§ **EXERCISE MATERIAL**
▼▼▼
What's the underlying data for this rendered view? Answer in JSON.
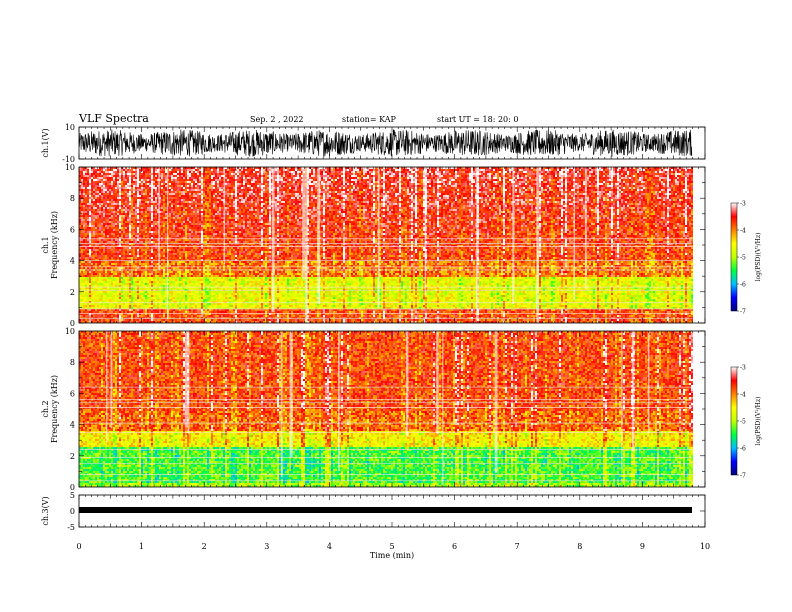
{
  "header": {
    "title": "VLF Spectra",
    "date": "Sep. 2  , 2022",
    "station": "station= KAP",
    "start_ut": "start  UT  =   18: 20: 0"
  },
  "chart_data": [
    {
      "type": "line",
      "panel": "ch1-waveform",
      "ylabel": "ch.1(V)",
      "ylim": [
        -10,
        10
      ],
      "yticks": [
        "10",
        "-10"
      ],
      "xlim": [
        0,
        10
      ],
      "series": [
        {
          "values": "dense noise signal, roughly ±8 V"
        }
      ]
    },
    {
      "type": "heatmap",
      "panel": "ch1-spectrogram",
      "ylabel": "ch.1\nFrequency (kHz)",
      "ylim": [
        0,
        10
      ],
      "yticks": [
        "0",
        "2",
        "4",
        "6",
        "8",
        "10"
      ],
      "xlim": [
        0,
        10
      ],
      "colorbar": {
        "label": "log(PSD)(V²/Hz)",
        "range": [
          -7,
          -3
        ],
        "ticks": [
          "-3",
          "-4",
          "-5",
          "-6",
          "-7"
        ],
        "colors": [
          "#000080",
          "#0000ff",
          "#00c0ff",
          "#00ff40",
          "#c0ff00",
          "#ffff00",
          "#ff8000",
          "#ff0000",
          "#ffffff"
        ]
      },
      "dominant_levels": [
        {
          "freq_range_khz": [
            0,
            1
          ],
          "level": "high (red/white)"
        },
        {
          "freq_range_khz": [
            1,
            3
          ],
          "level": "mid (yellow/green)"
        },
        {
          "freq_range_khz": [
            3,
            10
          ],
          "level": "high (red/white)"
        }
      ],
      "data_end_min": 9.8
    },
    {
      "type": "heatmap",
      "panel": "ch2-spectrogram",
      "ylabel": "ch.2\nFrequency (kHz)",
      "ylim": [
        0,
        10
      ],
      "yticks": [
        "0",
        "2",
        "4",
        "6",
        "8",
        "10"
      ],
      "xlim": [
        0,
        10
      ],
      "colorbar": {
        "label": "log(PSD)(V²/Hz)",
        "range": [
          -7,
          -3
        ],
        "ticks": [
          "-3",
          "-4",
          "-5",
          "-6",
          "-7"
        ],
        "colors": [
          "#000080",
          "#0000ff",
          "#00c0ff",
          "#00ff40",
          "#c0ff00",
          "#ffff00",
          "#ff8000",
          "#ff0000",
          "#ffffff"
        ]
      },
      "dominant_levels": [
        {
          "freq_range_khz": [
            0,
            2.5
          ],
          "level": "mid (green/cyan)"
        },
        {
          "freq_range_khz": [
            2.5,
            4
          ],
          "level": "mid-high (yellow)"
        },
        {
          "freq_range_khz": [
            4,
            10
          ],
          "level": "high (red)"
        }
      ],
      "data_end_min": 9.8
    },
    {
      "type": "line",
      "panel": "ch3-waveform",
      "ylabel": "ch.3(V)",
      "ylim": [
        -5,
        5
      ],
      "yticks": [
        "5",
        "0",
        "-5"
      ],
      "xlabel": "Time (min)",
      "xlim": [
        0,
        10
      ],
      "xticks": [
        "0",
        "1",
        "2",
        "3",
        "4",
        "5",
        "6",
        "7",
        "8",
        "9",
        "10"
      ],
      "series": [
        {
          "values": "nearly constant band around 0 V"
        }
      ]
    }
  ]
}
▲▲▲
§ **OBJECTIVE**
Where a line of the records above holds the word "values", copy that line.

§ **WRITTEN SOLUTION**
          "values": "dense noise signal, roughly ±8 V"
          "values": "nearly constant band around 0 V"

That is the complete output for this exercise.